Fackelenztünder der Spiele 1972 Günter Zahn: "Da dachte ich, jetzt wirst du gleich gegrillt"

München - AZ-Interview mit Günter Zahn: Der heute 68-jährige Oberzeller durfte 1972 in München das olympische Feuer im Stadion entzünden.
AZ: Herr Zahn, sind Sie irgendwann die Treppen im Olympia-Stadion noch mal hochgelaufen?
GÜNTER ZAHN: Ich war vor vielen Jahren im Olympiastadion, da hab ich mir den Spaß gemacht und bin wieder hoch. Ich kam noch rauf, hatte aber keinen Druck mehr, anders als damals. Jetzt zum Jubiläum sehe ich oft die Bilder von 1972 und denke mit Gänsehaut an dieses einmalige Erlebnis. Da oben zu stehen, die Fackel in der Hand, unter mir das Stadion und 80.000 Menschen, die zu mir schauen, das sind sehr emotionale Erinnerungen.
Man suchte einen Nachwuchsläufer mit elegantem Laufstil
Als Schlussläufer des Fackellaufs ausgewählt zu werden, das hatten Sie einige Wochen zuvor noch gar nicht geahnt.
Überhaupt nicht. Ich war ein 18-jähriger Mittelstreckenläufer aus Niederbayern und fuhr zu den Deutschen Jugendmeisterschaften nach Bielefeld. Sonntagnachmittag saß Willi Daume mit einigen Funktionären auf der Tribüne, sie schauten sich um nach einem Nachwuchsläufer mit elegantem Laufstil, der mit der Fackel nicht nur 300 Meter durchs Stadion läuft, sondern eben auch locker die 162 Stufen nach oben zur Feuerschale meistert. Ein Hammerwerfer oder Kugelstoßer hätte sich da vielleicht schwerer getan.

■ **PFLICHTAUFGABEN**:
- a) Wie viele Stufen musste der Schlussläufer laut dem Interview mit Günter Zahn bis zur Feuerschale hinaufsteigen?
- b) Schreiben Sie das Interview mit Günter Zahn über das Entzünden des olympischen Feuers 1972 im Anschluss an den letzten Satz weiter.
Die Auflistung spielt hierfür keine Rolle.

Auszug aus einem Datensatz
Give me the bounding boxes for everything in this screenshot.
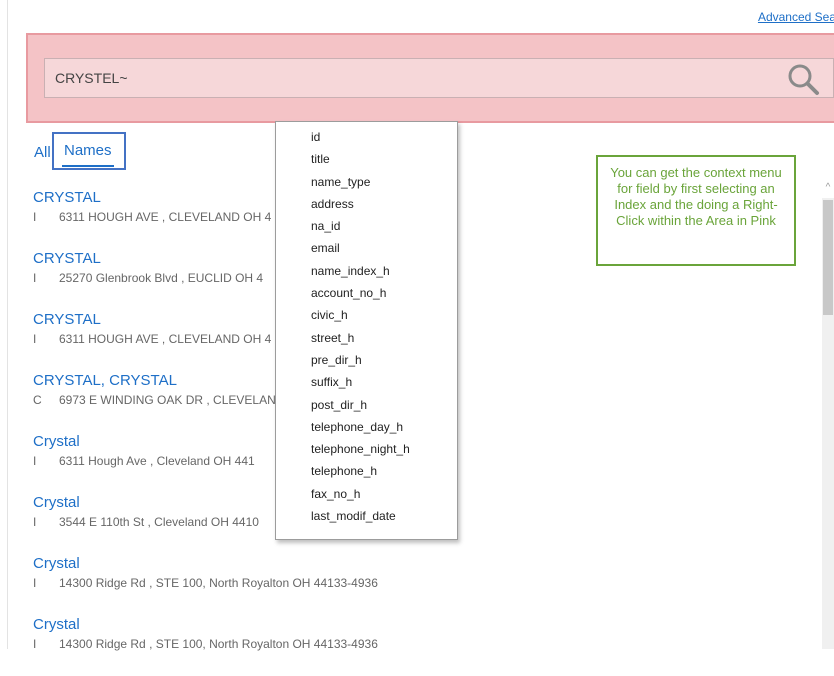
menu-item-id[interactable]: id	[276, 126, 457, 148]
result-type: I	[33, 271, 37, 285]
tab-active-underline	[62, 165, 114, 167]
result-name[interactable]: Crystal	[33, 554, 733, 574]
menu-item-address[interactable]: address	[276, 193, 457, 215]
menu-item-telephone-h[interactable]: telephone_h	[276, 460, 457, 482]
search-icon[interactable]	[786, 62, 820, 96]
menu-item-last-modif-date[interactable]: last_modif_date	[276, 505, 457, 527]
result-type: I	[33, 454, 37, 468]
result-type: C	[33, 393, 42, 407]
menu-item-account-no-h[interactable]: account_no_h	[276, 282, 457, 304]
menu-item-street-h[interactable]: street_h	[276, 327, 457, 349]
result-address: 3544 E 110th St , Cleveland OH 4410	[59, 515, 259, 529]
tab-names[interactable]: Names	[52, 132, 126, 170]
result-name[interactable]: Crystal	[33, 615, 733, 635]
menu-item-fax-no-h[interactable]: fax_no_h	[276, 483, 457, 505]
tab-names-label: Names	[64, 142, 112, 159]
field-context-menu: id title name_type address na_id email n…	[275, 121, 458, 540]
search-input[interactable]	[55, 68, 655, 88]
menu-item-name-type[interactable]: name_type	[276, 171, 457, 193]
result-address: 25270 Glenbrook Blvd , EUCLID OH 4	[59, 271, 264, 285]
list-item[interactable]: Crystal I 14300 Ridge Rd , STE 100, North…	[33, 615, 733, 676]
menu-item-post-dir-h[interactable]: post_dir_h	[276, 394, 457, 416]
menu-item-telephone-night-h[interactable]: telephone_night_h	[276, 438, 457, 460]
chevron-up-icon[interactable]: ^	[822, 180, 834, 196]
menu-item-suffix-h[interactable]: suffix_h	[276, 371, 457, 393]
menu-item-na-id[interactable]: na_id	[276, 215, 457, 237]
left-divider	[7, 0, 8, 649]
result-type: I	[33, 576, 37, 590]
result-type: I	[33, 515, 37, 529]
result-address: 14300 Ridge Rd , STE 100, North Royalton…	[59, 576, 378, 590]
result-detail: I 14300 Ridge Rd , STE 100, North Royalto…	[33, 576, 733, 590]
tab-all[interactable]: All	[34, 144, 51, 161]
result-type: I	[33, 332, 37, 346]
result-address: 6311 HOUGH AVE , CLEVELAND OH 4	[59, 210, 272, 224]
menu-item-name-index-h[interactable]: name_index_h	[276, 260, 457, 282]
result-type: I	[33, 210, 37, 224]
menu-item-telephone-day-h[interactable]: telephone_day_h	[276, 416, 457, 438]
result-address: 6311 Hough Ave , Cleveland OH 441	[59, 454, 255, 468]
list-item[interactable]: Crystal I 14300 Ridge Rd , STE 100, North…	[33, 554, 733, 615]
result-address: 6973 E WINDING OAK DR , CLEVELAN	[59, 393, 276, 407]
advanced-search-link[interactable]: Advanced Searc	[758, 10, 834, 24]
menu-item-title[interactable]: title	[276, 148, 457, 170]
scrollbar-thumb[interactable]	[823, 200, 833, 315]
result-address: 6311 HOUGH AVE , CLEVELAND OH 4	[59, 332, 272, 346]
instruction-callout: You can get the context menu for field b…	[596, 155, 796, 266]
menu-item-civic-h[interactable]: civic_h	[276, 304, 457, 326]
menu-item-pre-dir-h[interactable]: pre_dir_h	[276, 349, 457, 371]
menu-item-email[interactable]: email	[276, 237, 457, 259]
search-box[interactable]	[44, 58, 834, 98]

■ **LÖSUNGEN**:
- a) 162 Stufen.

- b)
Stimmt es, dass eigentlich der spätere 800-Meter-Weltmeister Willi Wülbeck als Schlussläufer favorisiert wurde?
Das hatte ich auch gehört. Willi ist wie ich Jahrgang 1954, außerdem kam er in Athen auf die Welt, das hätte einen besonderen Bezug zu Olympia gehabt. Aber dann sah Daume mich die 1.500 Meter gewinnen, danach kam er mit seiner kleinen Delegation auf mich zu und fragte mich. Sie wollten ganz bewusst keinen Prominenten, sondern einen Repräsentanten, der das Treffen der Jugend der Welt verkörpert.
Training mit der Flamme: "Fast täglich, manchmal zweimal am Tag"
Wie oft hatten Sie den Lauf und das Entzünden der Flamme trainiert?
Fast täglich, manchmal zweimal am Tag. Mein Arbeitgeber, die Bereitschaftspolizei, hatte mich dafür freigestellt. Aber je näher der 26. August rückte, umso nervöser wurde ich.
Und von Tag zu Tag gab es auch mehr Aufsehen wegen des sogenannten "Schuhkriegs".
Richtig, ich war kurz zuvor von Adidas zu einem kleinen unbekannten Ausrüster gewechselt, allerdings war Adidas noch Partner des Deutschen Leichtathletikverbandes. Deswegen machte der DLV viel Druck, Verbandschef Dr. Kirsch ermahnte mich, bei der Eröffnungsfeier unbedingt Schuhe des offiziellen Ausrüsters zu tragen. Da habe ich noch den Briefwechsel, die Schreiben habe ich noch nie jemandem gezeigt, bei Ihnen mache ich das jetzt das erste Mal. Der Rest ist bekannt, kurz vor dem Reinlaufen ins Stadion habe ich die drei Streifen an meinen weißen Schuhen mit weißem Klebeband überklebt. Konsequenzen gab es aber zum Glück keine.

Die Anspannung? "Enorm"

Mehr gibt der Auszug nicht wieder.